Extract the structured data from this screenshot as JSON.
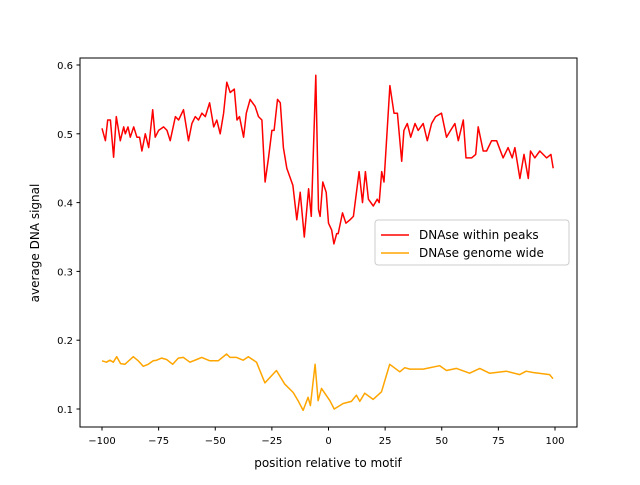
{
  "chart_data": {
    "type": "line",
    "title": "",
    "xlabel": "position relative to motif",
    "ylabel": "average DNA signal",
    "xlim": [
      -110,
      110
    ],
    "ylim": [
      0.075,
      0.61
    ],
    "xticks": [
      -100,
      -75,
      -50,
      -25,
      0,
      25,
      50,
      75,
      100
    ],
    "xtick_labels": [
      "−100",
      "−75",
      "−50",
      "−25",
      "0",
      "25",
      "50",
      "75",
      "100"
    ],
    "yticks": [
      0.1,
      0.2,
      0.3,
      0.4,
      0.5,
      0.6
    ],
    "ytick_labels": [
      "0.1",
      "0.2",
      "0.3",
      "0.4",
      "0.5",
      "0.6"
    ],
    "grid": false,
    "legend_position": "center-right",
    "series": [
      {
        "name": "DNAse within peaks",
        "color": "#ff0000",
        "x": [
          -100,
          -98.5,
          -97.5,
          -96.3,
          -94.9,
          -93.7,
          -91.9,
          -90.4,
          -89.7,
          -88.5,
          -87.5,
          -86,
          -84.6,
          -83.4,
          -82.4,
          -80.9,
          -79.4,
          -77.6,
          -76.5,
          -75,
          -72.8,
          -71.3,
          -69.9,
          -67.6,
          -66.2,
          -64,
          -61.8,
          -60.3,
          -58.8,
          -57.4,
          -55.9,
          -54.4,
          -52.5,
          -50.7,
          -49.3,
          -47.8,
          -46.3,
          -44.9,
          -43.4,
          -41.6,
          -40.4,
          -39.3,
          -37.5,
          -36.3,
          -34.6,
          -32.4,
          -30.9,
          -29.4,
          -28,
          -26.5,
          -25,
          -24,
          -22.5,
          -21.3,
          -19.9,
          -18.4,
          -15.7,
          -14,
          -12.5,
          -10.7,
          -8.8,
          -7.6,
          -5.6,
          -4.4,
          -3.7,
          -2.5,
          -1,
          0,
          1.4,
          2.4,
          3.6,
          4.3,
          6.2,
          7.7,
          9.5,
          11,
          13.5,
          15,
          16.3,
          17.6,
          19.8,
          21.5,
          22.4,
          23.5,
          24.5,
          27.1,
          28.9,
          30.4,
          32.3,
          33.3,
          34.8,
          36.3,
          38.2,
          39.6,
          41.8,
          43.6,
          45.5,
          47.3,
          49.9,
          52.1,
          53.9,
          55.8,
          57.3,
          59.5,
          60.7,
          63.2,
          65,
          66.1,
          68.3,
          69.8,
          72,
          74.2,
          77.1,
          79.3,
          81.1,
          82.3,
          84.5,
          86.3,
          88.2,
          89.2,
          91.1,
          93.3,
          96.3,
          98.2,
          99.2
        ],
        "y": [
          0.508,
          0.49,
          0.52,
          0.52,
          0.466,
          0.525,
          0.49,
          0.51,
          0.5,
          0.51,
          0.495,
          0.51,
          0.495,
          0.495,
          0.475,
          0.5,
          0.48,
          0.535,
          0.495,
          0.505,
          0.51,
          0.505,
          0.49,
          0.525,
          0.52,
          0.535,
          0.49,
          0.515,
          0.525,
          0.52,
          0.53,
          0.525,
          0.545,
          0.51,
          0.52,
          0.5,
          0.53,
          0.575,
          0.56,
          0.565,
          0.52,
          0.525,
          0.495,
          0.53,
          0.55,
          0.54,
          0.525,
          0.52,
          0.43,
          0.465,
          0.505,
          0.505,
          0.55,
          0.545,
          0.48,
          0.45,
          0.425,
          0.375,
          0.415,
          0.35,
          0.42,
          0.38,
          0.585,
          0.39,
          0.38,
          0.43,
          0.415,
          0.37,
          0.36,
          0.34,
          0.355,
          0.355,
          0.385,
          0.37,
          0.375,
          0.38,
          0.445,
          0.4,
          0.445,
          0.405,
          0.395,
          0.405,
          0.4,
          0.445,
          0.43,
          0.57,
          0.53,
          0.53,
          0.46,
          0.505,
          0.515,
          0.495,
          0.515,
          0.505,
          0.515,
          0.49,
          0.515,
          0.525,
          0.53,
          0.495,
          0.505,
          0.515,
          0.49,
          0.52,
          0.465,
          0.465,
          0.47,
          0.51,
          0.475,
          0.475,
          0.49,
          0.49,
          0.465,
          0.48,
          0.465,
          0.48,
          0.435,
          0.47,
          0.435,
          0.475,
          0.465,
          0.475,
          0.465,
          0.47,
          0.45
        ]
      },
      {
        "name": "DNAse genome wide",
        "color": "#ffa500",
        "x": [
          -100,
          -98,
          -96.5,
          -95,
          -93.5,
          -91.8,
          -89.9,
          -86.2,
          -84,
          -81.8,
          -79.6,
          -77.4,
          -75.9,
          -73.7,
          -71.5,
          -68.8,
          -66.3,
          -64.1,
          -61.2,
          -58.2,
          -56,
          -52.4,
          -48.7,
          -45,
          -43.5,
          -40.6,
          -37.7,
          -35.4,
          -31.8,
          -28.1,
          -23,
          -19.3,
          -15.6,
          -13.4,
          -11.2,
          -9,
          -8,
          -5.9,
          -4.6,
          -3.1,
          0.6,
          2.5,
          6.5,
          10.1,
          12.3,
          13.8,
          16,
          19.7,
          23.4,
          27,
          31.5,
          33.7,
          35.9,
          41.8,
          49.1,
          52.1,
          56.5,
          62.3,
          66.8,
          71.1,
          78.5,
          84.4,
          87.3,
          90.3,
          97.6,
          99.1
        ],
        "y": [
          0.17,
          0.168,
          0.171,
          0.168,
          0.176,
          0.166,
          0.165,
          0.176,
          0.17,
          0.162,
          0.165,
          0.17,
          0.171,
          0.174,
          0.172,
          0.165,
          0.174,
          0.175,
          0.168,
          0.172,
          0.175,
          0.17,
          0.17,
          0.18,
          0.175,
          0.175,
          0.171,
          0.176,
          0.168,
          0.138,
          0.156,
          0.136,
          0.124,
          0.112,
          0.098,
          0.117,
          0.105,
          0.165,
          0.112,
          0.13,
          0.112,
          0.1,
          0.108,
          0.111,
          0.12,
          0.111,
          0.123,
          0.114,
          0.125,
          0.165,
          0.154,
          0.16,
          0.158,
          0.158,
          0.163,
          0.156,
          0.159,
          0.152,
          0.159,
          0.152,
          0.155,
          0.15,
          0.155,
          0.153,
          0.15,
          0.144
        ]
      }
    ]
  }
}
———
PROBLEM STATEMENT: Pictures stay out of this copy; write out the entries above exactly.

EXERCISE ANSWER:
Extract the structured data from this screenshot as JSON.
{
  "chart_data": {
    "type": "line",
    "title": "",
    "xlabel": "position relative to motif",
    "ylabel": "average DNA signal",
    "xlim": [
      -110,
      110
    ],
    "ylim": [
      0.075,
      0.61
    ],
    "xticks": [
      -100,
      -75,
      -50,
      -25,
      0,
      25,
      50,
      75,
      100
    ],
    "xtick_labels": [
      "−100",
      "−75",
      "−50",
      "−25",
      "0",
      "25",
      "50",
      "75",
      "100"
    ],
    "yticks": [
      0.1,
      0.2,
      0.3,
      0.4,
      0.5,
      0.6
    ],
    "ytick_labels": [
      "0.1",
      "0.2",
      "0.3",
      "0.4",
      "0.5",
      "0.6"
    ],
    "grid": false,
    "legend_position": "center-right",
    "series": [
      {
        "name": "DNAse within peaks",
        "color": "#ff0000",
        "x": [
          -100,
          -98.5,
          -97.5,
          -96.3,
          -94.9,
          -93.7,
          -91.9,
          -90.4,
          -89.7,
          -88.5,
          -87.5,
          -86,
          -84.6,
          -83.4,
          -82.4,
          -80.9,
          -79.4,
          -77.6,
          -76.5,
          -75,
          -72.8,
          -71.3,
          -69.9,
          -67.6,
          -66.2,
          -64,
          -61.8,
          -60.3,
          -58.8,
          -57.4,
          -55.9,
          -54.4,
          -52.5,
          -50.7,
          -49.3,
          -47.8,
          -46.3,
          -44.9,
          -43.4,
          -41.6,
          -40.4,
          -39.3,
          -37.5,
          -36.3,
          -34.6,
          -32.4,
          -30.9,
          -29.4,
          -28,
          -26.5,
          -25,
          -24,
          -22.5,
          -21.3,
          -19.9,
          -18.4,
          -15.7,
          -14,
          -12.5,
          -10.7,
          -8.8,
          -7.6,
          -5.6,
          -4.4,
          -3.7,
          -2.5,
          -1,
          0,
          1.4,
          2.4,
          3.6,
          4.3,
          6.2,
          7.7,
          9.5,
          11,
          13.5,
          15,
          16.3,
          17.6,
          19.8,
          21.5,
          22.4,
          23.5,
          24.5,
          27.1,
          28.9,
          30.4,
          32.3,
          33.3,
          34.8,
          36.3,
          38.2,
          39.6,
          41.8,
          43.6,
          45.5,
          47.3,
          49.9,
          52.1,
          53.9,
          55.8,
          57.3,
          59.5,
          60.7,
          63.2,
          65,
          66.1,
          68.3,
          69.8,
          72,
          74.2,
          77.1,
          79.3,
          81.1,
          82.3,
          84.5,
          86.3,
          88.2,
          89.2,
          91.1,
          93.3,
          96.3,
          98.2,
          99.2
        ],
        "y": [
          0.508,
          0.49,
          0.52,
          0.52,
          0.466,
          0.525,
          0.49,
          0.51,
          0.5,
          0.51,
          0.495,
          0.51,
          0.495,
          0.495,
          0.475,
          0.5,
          0.48,
          0.535,
          0.495,
          0.505,
          0.51,
          0.505,
          0.49,
          0.525,
          0.52,
          0.535,
          0.49,
          0.515,
          0.525,
          0.52,
          0.53,
          0.525,
          0.545,
          0.51,
          0.52,
          0.5,
          0.53,
          0.575,
          0.56,
          0.565,
          0.52,
          0.525,
          0.495,
          0.53,
          0.55,
          0.54,
          0.525,
          0.52,
          0.43,
          0.465,
          0.505,
          0.505,
          0.55,
          0.545,
          0.48,
          0.45,
          0.425,
          0.375,
          0.415,
          0.35,
          0.42,
          0.38,
          0.585,
          0.39,
          0.38,
          0.43,
          0.415,
          0.37,
          0.36,
          0.34,
          0.355,
          0.355,
          0.385,
          0.37,
          0.375,
          0.38,
          0.445,
          0.4,
          0.445,
          0.405,
          0.395,
          0.405,
          0.4,
          0.445,
          0.43,
          0.57,
          0.53,
          0.53,
          0.46,
          0.505,
          0.515,
          0.495,
          0.515,
          0.505,
          0.515,
          0.49,
          0.515,
          0.525,
          0.53,
          0.495,
          0.505,
          0.515,
          0.49,
          0.52,
          0.465,
          0.465,
          0.47,
          0.51,
          0.475,
          0.475,
          0.49,
          0.49,
          0.465,
          0.48,
          0.465,
          0.48,
          0.435,
          0.47,
          0.435,
          0.475,
          0.465,
          0.475,
          0.465,
          0.47,
          0.45
        ]
      },
      {
        "name": "DNAse genome wide",
        "color": "#ffa500",
        "x": [
          -100,
          -98,
          -96.5,
          -95,
          -93.5,
          -91.8,
          -89.9,
          -86.2,
          -84,
          -81.8,
          -79.6,
          -77.4,
          -75.9,
          -73.7,
          -71.5,
          -68.8,
          -66.3,
          -64.1,
          -61.2,
          -58.2,
          -56,
          -52.4,
          -48.7,
          -45,
          -43.5,
          -40.6,
          -37.7,
          -35.4,
          -31.8,
          -28.1,
          -23,
          -19.3,
          -15.6,
          -13.4,
          -11.2,
          -9,
          -8,
          -5.9,
          -4.6,
          -3.1,
          0.6,
          2.5,
          6.5,
          10.1,
          12.3,
          13.8,
          16,
          19.7,
          23.4,
          27,
          31.5,
          33.7,
          35.9,
          41.8,
          49.1,
          52.1,
          56.5,
          62.3,
          66.8,
          71.1,
          78.5,
          84.4,
          87.3,
          90.3,
          97.6,
          99.1
        ],
        "y": [
          0.17,
          0.168,
          0.171,
          0.168,
          0.176,
          0.166,
          0.165,
          0.176,
          0.17,
          0.162,
          0.165,
          0.17,
          0.171,
          0.174,
          0.172,
          0.165,
          0.174,
          0.175,
          0.168,
          0.172,
          0.175,
          0.17,
          0.17,
          0.18,
          0.175,
          0.175,
          0.171,
          0.176,
          0.168,
          0.138,
          0.156,
          0.136,
          0.124,
          0.112,
          0.098,
          0.117,
          0.105,
          0.165,
          0.112,
          0.13,
          0.112,
          0.1,
          0.108,
          0.111,
          0.12,
          0.111,
          0.123,
          0.114,
          0.125,
          0.165,
          0.154,
          0.16,
          0.158,
          0.158,
          0.163,
          0.156,
          0.159,
          0.152,
          0.159,
          0.152,
          0.155,
          0.15,
          0.155,
          0.153,
          0.15,
          0.144
        ]
      }
    ]
  }
}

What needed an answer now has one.